— Start of PROVIDED RECORDS —
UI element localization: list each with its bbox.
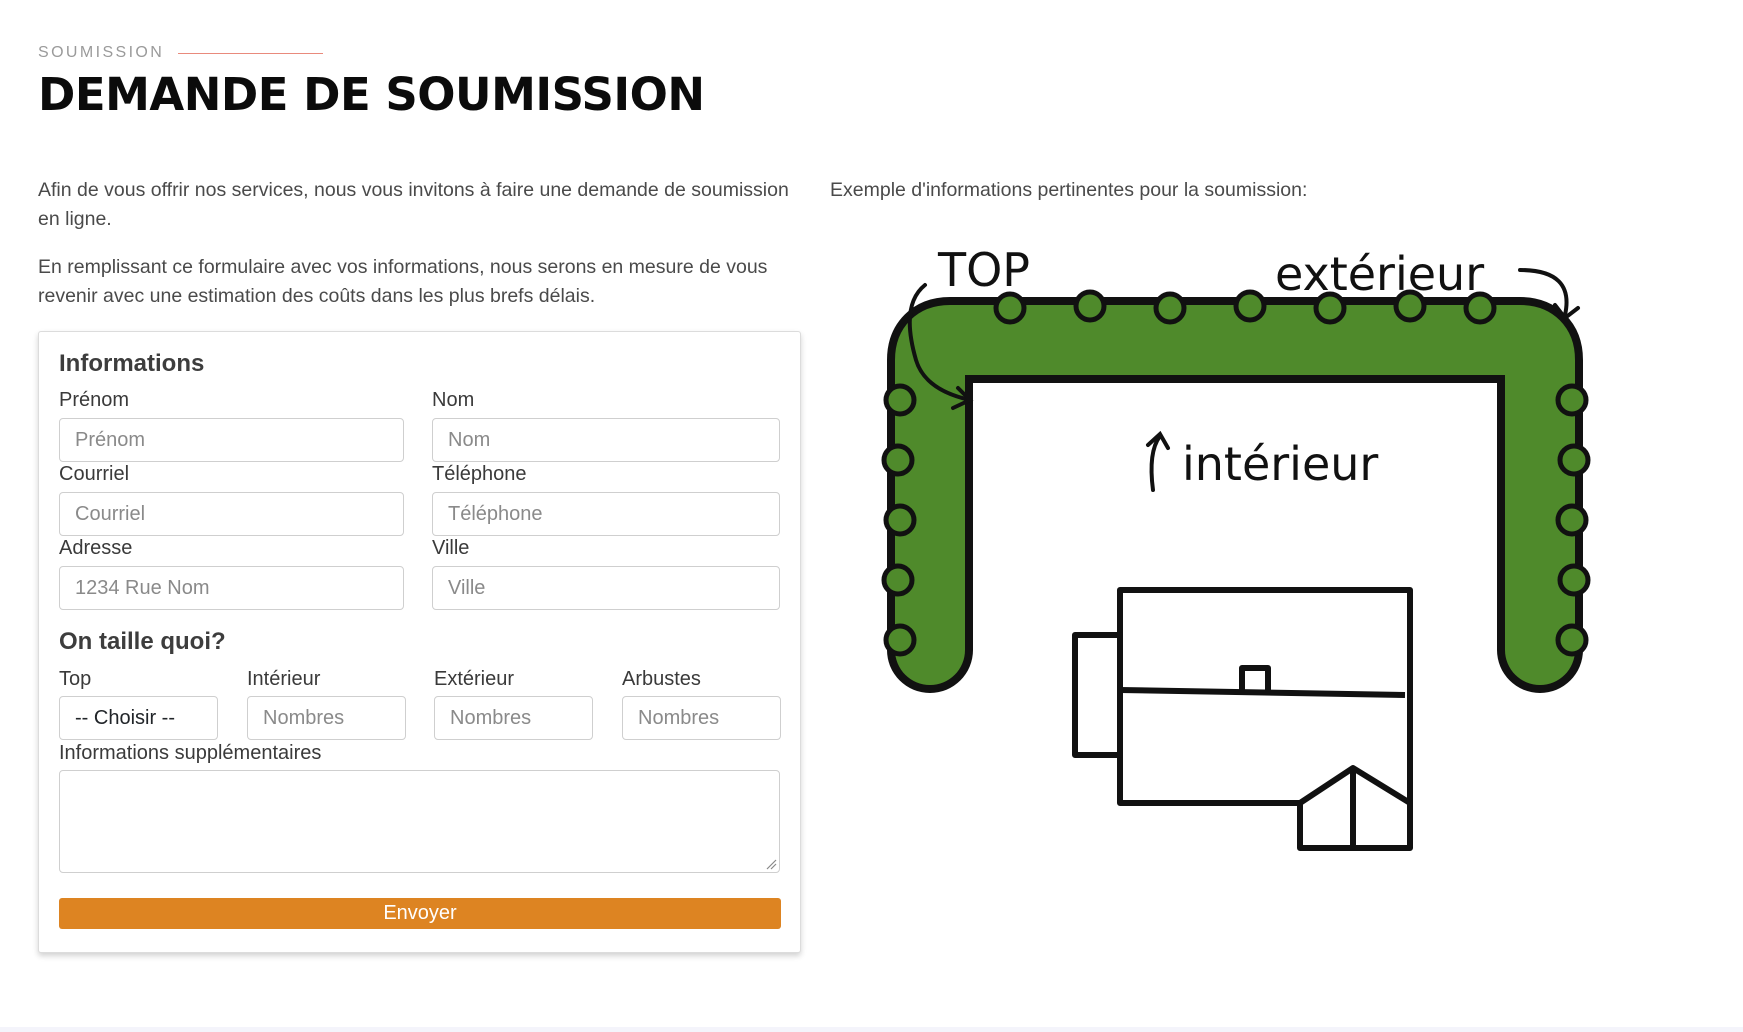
ville-input[interactable] — [432, 566, 780, 610]
quote-form: Informations Prénom Nom Courriel Télépho… — [38, 331, 801, 953]
arbustes-label: Arbustes — [622, 668, 701, 690]
nom-input[interactable] — [432, 418, 780, 462]
extra-info-label: Informations supplémentaires — [59, 742, 322, 764]
telephone-input[interactable] — [432, 492, 780, 536]
label-exterieur: extérieur — [1275, 247, 1484, 301]
section-title-trim: On taille quoi? — [59, 628, 226, 655]
section-title-informations: Informations — [59, 350, 205, 377]
prenom-label: Prénom — [59, 389, 130, 411]
hedge-diagram-illustration: TOP extérieur intérieur — [881, 243, 1591, 851]
courriel-input[interactable] — [59, 492, 404, 536]
ville-label: Ville — [432, 537, 470, 559]
adresse-input[interactable] — [59, 566, 404, 610]
submit-button[interactable]: Envoyer — [59, 898, 781, 929]
extra-info-textarea[interactable] — [59, 770, 780, 873]
top-label: Top — [59, 668, 92, 690]
courriel-label: Courriel — [59, 463, 130, 485]
adresse-label: Adresse — [59, 537, 133, 559]
intro-text: Afin de vous offrir nos services, nous v… — [38, 176, 808, 330]
hedge-foliage — [895, 305, 1575, 685]
page-bottom-divider — [0, 1027, 1743, 1032]
interieur-label: Intérieur — [247, 668, 321, 690]
example-caption: Exemple d'informations pertinentes pour … — [830, 179, 1308, 201]
exterieur-label: Extérieur — [434, 668, 515, 690]
intro-paragraph-1: Afin de vous offrir nos services, nous v… — [38, 179, 789, 230]
top-select[interactable]: -- Choisir -- — [59, 696, 218, 740]
interieur-input[interactable] — [247, 696, 406, 740]
house-outline — [1072, 587, 1413, 851]
page-title: DEMANDE DE SOUMISSION — [38, 68, 705, 121]
hedge-outline — [887, 297, 1583, 693]
resize-grip-icon[interactable] — [765, 858, 777, 870]
label-top: TOP — [937, 243, 1030, 297]
exterieur-input[interactable] — [434, 696, 593, 740]
arbustes-input[interactable] — [622, 696, 781, 740]
nom-label: Nom — [432, 389, 475, 411]
section-eyebrow: SOUMISSION — [38, 44, 324, 62]
telephone-label: Téléphone — [432, 463, 527, 485]
intro-paragraph-2: En remplissant ce formulaire avec vos in… — [38, 256, 768, 307]
eyebrow-rule — [178, 52, 324, 54]
prenom-input[interactable] — [59, 418, 404, 462]
top-select-value: -- Choisir -- — [75, 706, 175, 729]
label-interieur: intérieur — [1182, 437, 1378, 491]
eyebrow-text: SOUMISSION — [38, 44, 165, 61]
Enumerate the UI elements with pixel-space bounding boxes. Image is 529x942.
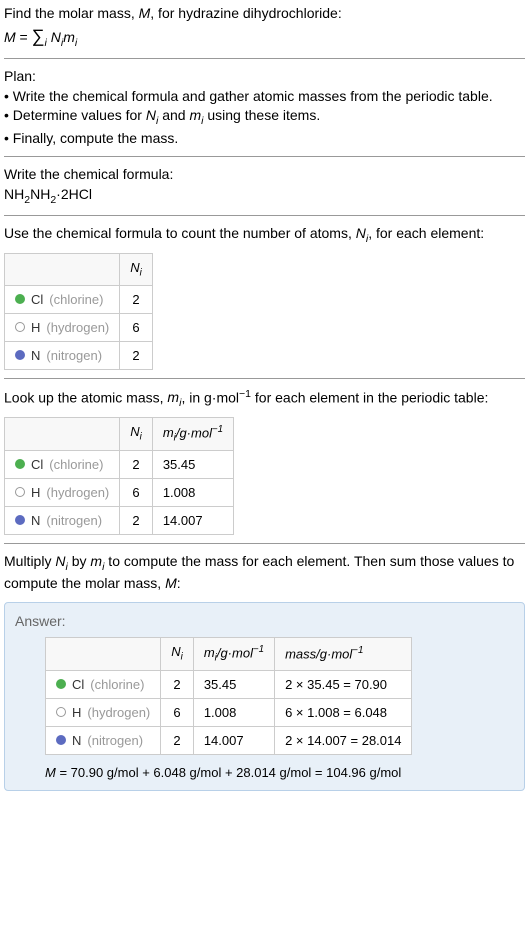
mi-cell: 1.008 xyxy=(193,698,274,726)
count-table: Ni Cl (chlorine) 2 H (hydrogen) 6 N (nit… xyxy=(4,253,153,370)
table-row: H (hydrogen) 6 xyxy=(5,313,153,341)
table-header-row: Ni xyxy=(5,253,153,285)
multiply-section: Multiply Ni by mi to compute the mass fo… xyxy=(4,552,525,594)
mass-cell: 2 × 35.45 = 70.90 xyxy=(275,670,412,698)
answer-box: Answer: Ni mi/g·mol−1 mass/g·mol−1 Cl (c… xyxy=(4,602,525,791)
ni-cell: 2 xyxy=(120,285,153,313)
table-header-empty xyxy=(5,417,120,450)
divider xyxy=(4,543,525,544)
divider xyxy=(4,58,525,59)
element-cell: H (hydrogen) xyxy=(46,698,161,726)
table-row: N (nitrogen) 2 xyxy=(5,341,153,369)
element-dot-icon xyxy=(15,459,25,469)
ni-cell: 2 xyxy=(161,670,194,698)
table-header-mi: mi/g·mol−1 xyxy=(152,417,233,450)
element-cell: Cl (chlorine) xyxy=(46,670,161,698)
table-header-mi: mi/g·mol−1 xyxy=(193,637,274,670)
table-row: N (nitrogen) 2 14.007 2 × 14.007 = 28.01… xyxy=(46,726,412,754)
mi-cell: 35.45 xyxy=(193,670,274,698)
table-header-ni: Ni xyxy=(161,637,194,670)
table-row: Cl (chlorine) 2 35.45 2 × 35.45 = 70.90 xyxy=(46,670,412,698)
element-dot-icon xyxy=(15,322,25,332)
divider xyxy=(4,378,525,379)
element-cell: H (hydrogen) xyxy=(5,478,120,506)
element-dot-icon xyxy=(15,515,25,525)
count-title: Use the chemical formula to count the nu… xyxy=(4,224,525,246)
table-header-ni: Ni xyxy=(120,253,153,285)
element-dot-icon xyxy=(15,294,25,304)
lookup-table: Ni mi/g·mol−1 Cl (chlorine) 2 35.45 H (h… xyxy=(4,417,234,535)
element-cell: N (nitrogen) xyxy=(5,506,120,534)
element-cell: Cl (chlorine) xyxy=(5,450,120,478)
mi-cell: 35.45 xyxy=(152,450,233,478)
intro-line: Find the molar mass, M, for hydrazine di… xyxy=(4,4,525,24)
mi-cell: 14.007 xyxy=(193,726,274,754)
plan-item: • Write the chemical formula and gather … xyxy=(4,87,525,107)
answer-label: Answer: xyxy=(15,613,514,629)
plan-section: Plan: • Write the chemical formula and g… xyxy=(4,67,525,148)
divider xyxy=(4,215,525,216)
plan-item: • Finally, compute the mass. xyxy=(4,129,525,149)
element-cell: N (nitrogen) xyxy=(46,726,161,754)
ni-cell: 2 xyxy=(120,341,153,369)
intro-formula: M = ∑i Nimi xyxy=(4,24,525,50)
element-dot-icon xyxy=(56,679,66,689)
table-row: Cl (chlorine) 2 xyxy=(5,285,153,313)
plan-item: • Determine values for Ni and mi using t… xyxy=(4,106,525,128)
element-dot-icon xyxy=(15,350,25,360)
divider xyxy=(4,156,525,157)
lookup-section: Look up the atomic mass, mi, in g·mol−1 … xyxy=(4,387,525,535)
chemical-formula: NH2NH2·2HCl xyxy=(4,185,525,207)
intro-section: Find the molar mass, M, for hydrazine di… xyxy=(4,4,525,50)
ni-cell: 6 xyxy=(120,478,153,506)
table-header-empty xyxy=(46,637,161,670)
table-header-row: Ni mi/g·mol−1 xyxy=(5,417,234,450)
element-cell: H (hydrogen) xyxy=(5,313,120,341)
element-cell: N (nitrogen) xyxy=(5,341,120,369)
table-header-mass: mass/g·mol−1 xyxy=(275,637,412,670)
lookup-title: Look up the atomic mass, mi, in g·mol−1 … xyxy=(4,387,525,411)
mi-cell: 1.008 xyxy=(152,478,233,506)
multiply-text: Multiply Ni by mi to compute the mass fo… xyxy=(4,552,525,594)
table-header-row: Ni mi/g·mol−1 mass/g·mol−1 xyxy=(46,637,412,670)
formula-title: Write the chemical formula: xyxy=(4,165,525,185)
count-section: Use the chemical formula to count the nu… xyxy=(4,224,525,369)
mass-cell: 2 × 14.007 = 28.014 xyxy=(275,726,412,754)
element-dot-icon xyxy=(15,487,25,497)
final-answer: M = 70.90 g/mol + 6.048 g/mol + 28.014 g… xyxy=(45,765,514,780)
ni-cell: 2 xyxy=(120,450,153,478)
element-cell: Cl (chlorine) xyxy=(5,285,120,313)
ni-cell: 2 xyxy=(120,506,153,534)
ni-cell: 2 xyxy=(161,726,194,754)
table-row: Cl (chlorine) 2 35.45 xyxy=(5,450,234,478)
table-row: N (nitrogen) 2 14.007 xyxy=(5,506,234,534)
element-dot-icon xyxy=(56,707,66,717)
mass-cell: 6 × 1.008 = 6.048 xyxy=(275,698,412,726)
formula-section: Write the chemical formula: NH2NH2·2HCl xyxy=(4,165,525,207)
table-row: H (hydrogen) 6 1.008 6 × 1.008 = 6.048 xyxy=(46,698,412,726)
table-header-ni: Ni xyxy=(120,417,153,450)
ni-cell: 6 xyxy=(161,698,194,726)
element-dot-icon xyxy=(56,735,66,745)
table-header-empty xyxy=(5,253,120,285)
mi-cell: 14.007 xyxy=(152,506,233,534)
ni-cell: 6 xyxy=(120,313,153,341)
table-row: H (hydrogen) 6 1.008 xyxy=(5,478,234,506)
answer-table: Ni mi/g·mol−1 mass/g·mol−1 Cl (chlorine)… xyxy=(45,637,412,755)
plan-title: Plan: xyxy=(4,67,525,87)
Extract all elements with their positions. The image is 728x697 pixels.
— End of PROVIDED RECORDS —
Put the stretch from the line containing "mi-cell: 1.008 xyxy=(193,698,274,726)" through the line containing "mass-cell: 2 × 35.45" into a JSON list of strings, one string per line, leaving out any blank lines.

▶ _OUTPUT FOR THIS EXERCISE_:
[
  "mi-cell: 1.008 xyxy=(193,698,274,726)",
  "count-table: Ni Cl (chlorine) 2 H (hydrogen) 6 N (nit… xyxy=(4,253,153,370)",
  "table-row: H (hydrogen) 6 xyxy=(5,313,153,341)",
  "table-header-row: Ni xyxy=(5,253,153,285)",
  "multiply-section: Multiply Ni by mi to compute the mass fo… xyxy=(4,552,525,594)",
  "mass-cell: 2 × 35.45 = 70.90 xyxy=(275,670,412,698)"
]